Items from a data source
'''

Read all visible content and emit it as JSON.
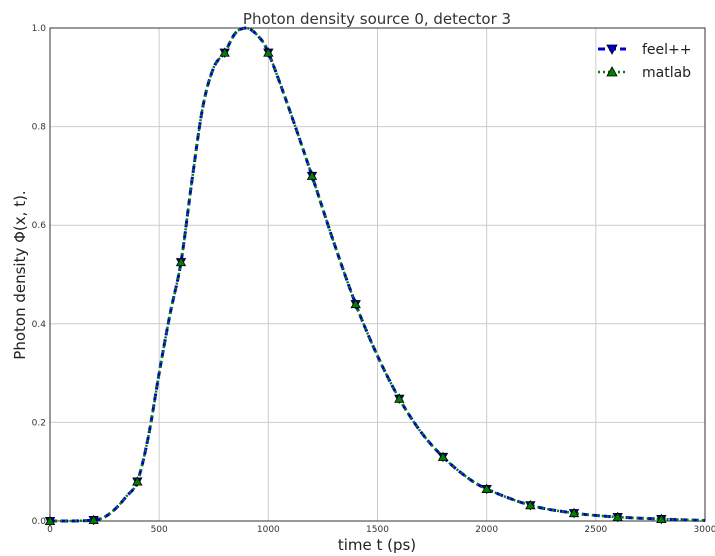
{
  "chart_data": {
    "type": "line",
    "title": "Photon density source 0, detector 3",
    "xlabel": "time t (ps)",
    "ylabel": "Photon density Φ(x, t).",
    "xlim": [
      0,
      3000
    ],
    "ylim": [
      0,
      1.0
    ],
    "x_ticks": [
      "0",
      "500",
      "1000",
      "1500",
      "2000",
      "2500",
      "3000"
    ],
    "y_ticks": [
      "0.0",
      "0.2",
      "0.4",
      "0.6",
      "0.8",
      "1.0"
    ],
    "grid": true,
    "legend_position": "top-right",
    "curve": {
      "x": [
        0,
        100,
        200,
        250,
        300,
        350,
        400,
        450,
        500,
        550,
        600,
        650,
        700,
        750,
        800,
        850,
        900,
        950,
        1000,
        1100,
        1200,
        1300,
        1400,
        1500,
        1600,
        1700,
        1800,
        1900,
        2000,
        2200,
        2400,
        2600,
        2800,
        3000
      ],
      "y": [
        0.0,
        0.0,
        0.002,
        0.008,
        0.025,
        0.05,
        0.08,
        0.17,
        0.3,
        0.42,
        0.525,
        0.69,
        0.84,
        0.92,
        0.95,
        0.99,
        1.0,
        0.985,
        0.95,
        0.83,
        0.7,
        0.565,
        0.44,
        0.335,
        0.248,
        0.18,
        0.13,
        0.092,
        0.065,
        0.032,
        0.016,
        0.008,
        0.004,
        0.001
      ]
    },
    "series": [
      {
        "name": "feel++",
        "color": "#0000cc",
        "dash": "dashed",
        "marker": "triangle-down",
        "marker_color": "#0000cc",
        "markers_x": [
          0,
          200,
          400,
          600,
          800,
          1000,
          1200,
          1400,
          1600,
          1800,
          2000,
          2200,
          2400,
          2600,
          2800
        ],
        "markers_y": [
          0.0,
          0.002,
          0.08,
          0.525,
          0.95,
          0.95,
          0.7,
          0.44,
          0.248,
          0.13,
          0.065,
          0.032,
          0.016,
          0.008,
          0.004
        ]
      },
      {
        "name": "matlab",
        "color": "#008000",
        "dash": "dotted",
        "marker": "triangle-up",
        "marker_color": "#008000",
        "markers_x": [
          0,
          200,
          400,
          600,
          800,
          1000,
          1200,
          1400,
          1600,
          1800,
          2000,
          2200,
          2400,
          2600,
          2800
        ],
        "markers_y": [
          0.0,
          0.002,
          0.08,
          0.525,
          0.95,
          0.95,
          0.7,
          0.44,
          0.248,
          0.13,
          0.065,
          0.032,
          0.016,
          0.008,
          0.004
        ]
      }
    ]
  }
}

'''

TASK BRIEF: In the listing, find each line with the string "density" and copy it.

EXERCISE RESULT:
    "title": "Photon density source 0, detector 3",
    "ylabel": "Photon density Φ(x, t).",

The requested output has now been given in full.